- SOURCE MATERIAL:
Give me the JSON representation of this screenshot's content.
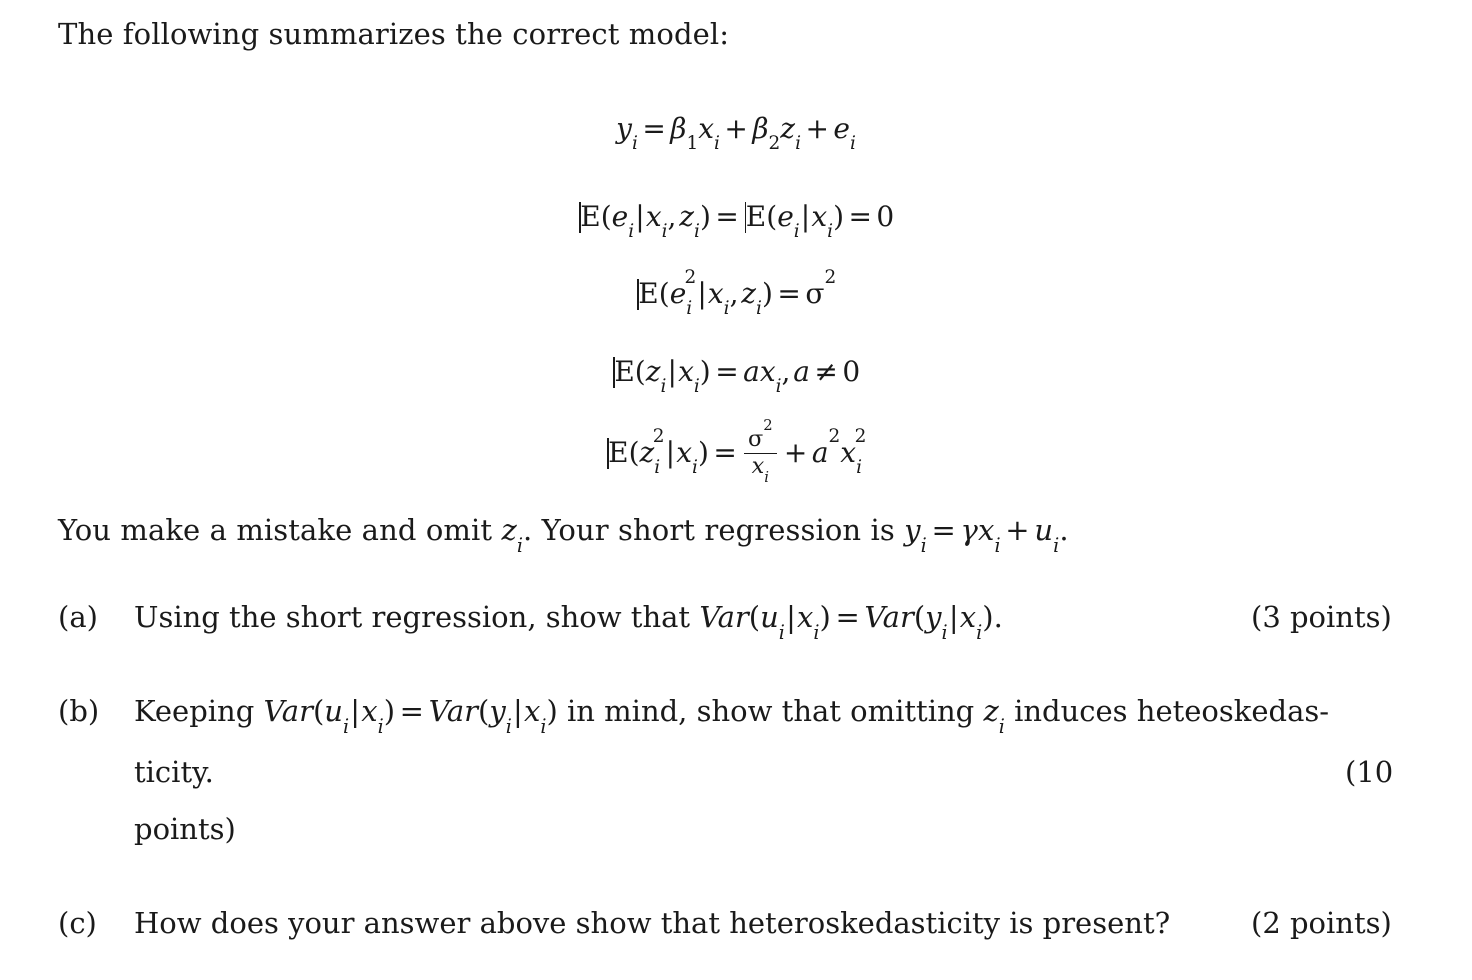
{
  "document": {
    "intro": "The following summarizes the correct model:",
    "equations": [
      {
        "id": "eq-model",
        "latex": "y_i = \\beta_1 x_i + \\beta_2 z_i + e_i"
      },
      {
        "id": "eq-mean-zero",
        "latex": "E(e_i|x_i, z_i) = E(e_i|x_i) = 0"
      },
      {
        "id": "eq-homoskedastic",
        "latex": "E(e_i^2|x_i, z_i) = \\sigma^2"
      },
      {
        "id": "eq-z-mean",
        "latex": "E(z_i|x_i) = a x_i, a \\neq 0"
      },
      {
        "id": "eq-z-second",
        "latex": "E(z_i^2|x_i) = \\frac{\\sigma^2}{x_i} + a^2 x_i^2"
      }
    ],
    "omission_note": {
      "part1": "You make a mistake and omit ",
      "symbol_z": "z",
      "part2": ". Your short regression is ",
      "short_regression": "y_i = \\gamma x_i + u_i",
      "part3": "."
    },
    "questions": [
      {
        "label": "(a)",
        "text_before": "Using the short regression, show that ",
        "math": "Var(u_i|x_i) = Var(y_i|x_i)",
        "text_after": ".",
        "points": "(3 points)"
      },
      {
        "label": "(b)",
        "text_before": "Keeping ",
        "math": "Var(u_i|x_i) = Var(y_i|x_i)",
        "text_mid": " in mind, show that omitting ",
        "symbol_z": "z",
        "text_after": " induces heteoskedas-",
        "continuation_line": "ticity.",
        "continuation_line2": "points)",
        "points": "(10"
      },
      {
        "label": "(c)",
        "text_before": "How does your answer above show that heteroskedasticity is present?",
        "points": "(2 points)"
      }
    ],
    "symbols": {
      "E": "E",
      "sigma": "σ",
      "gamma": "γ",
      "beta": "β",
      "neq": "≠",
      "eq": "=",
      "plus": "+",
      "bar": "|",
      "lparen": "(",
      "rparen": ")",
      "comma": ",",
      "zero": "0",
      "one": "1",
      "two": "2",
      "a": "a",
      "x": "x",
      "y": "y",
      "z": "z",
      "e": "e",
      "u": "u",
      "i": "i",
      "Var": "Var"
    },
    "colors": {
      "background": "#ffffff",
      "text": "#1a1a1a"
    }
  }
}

- WHAT NEEDS TO BE DONE: Extract all lines of the records above that include "latex".

- EXERCISE RESULT:
        "latex": "y_i = \\beta_1 x_i + \\beta_2 z_i + e_i"
        "latex": "E(e_i|x_i, z_i) = E(e_i|x_i) = 0"
        "latex": "E(e_i^2|x_i, z_i) = \\sigma^2"
        "latex": "E(z_i|x_i) = a x_i, a \\neq 0"
        "latex": "E(z_i^2|x_i) = \\frac{\\sigma^2}{x_i} + a^2 x_i^2"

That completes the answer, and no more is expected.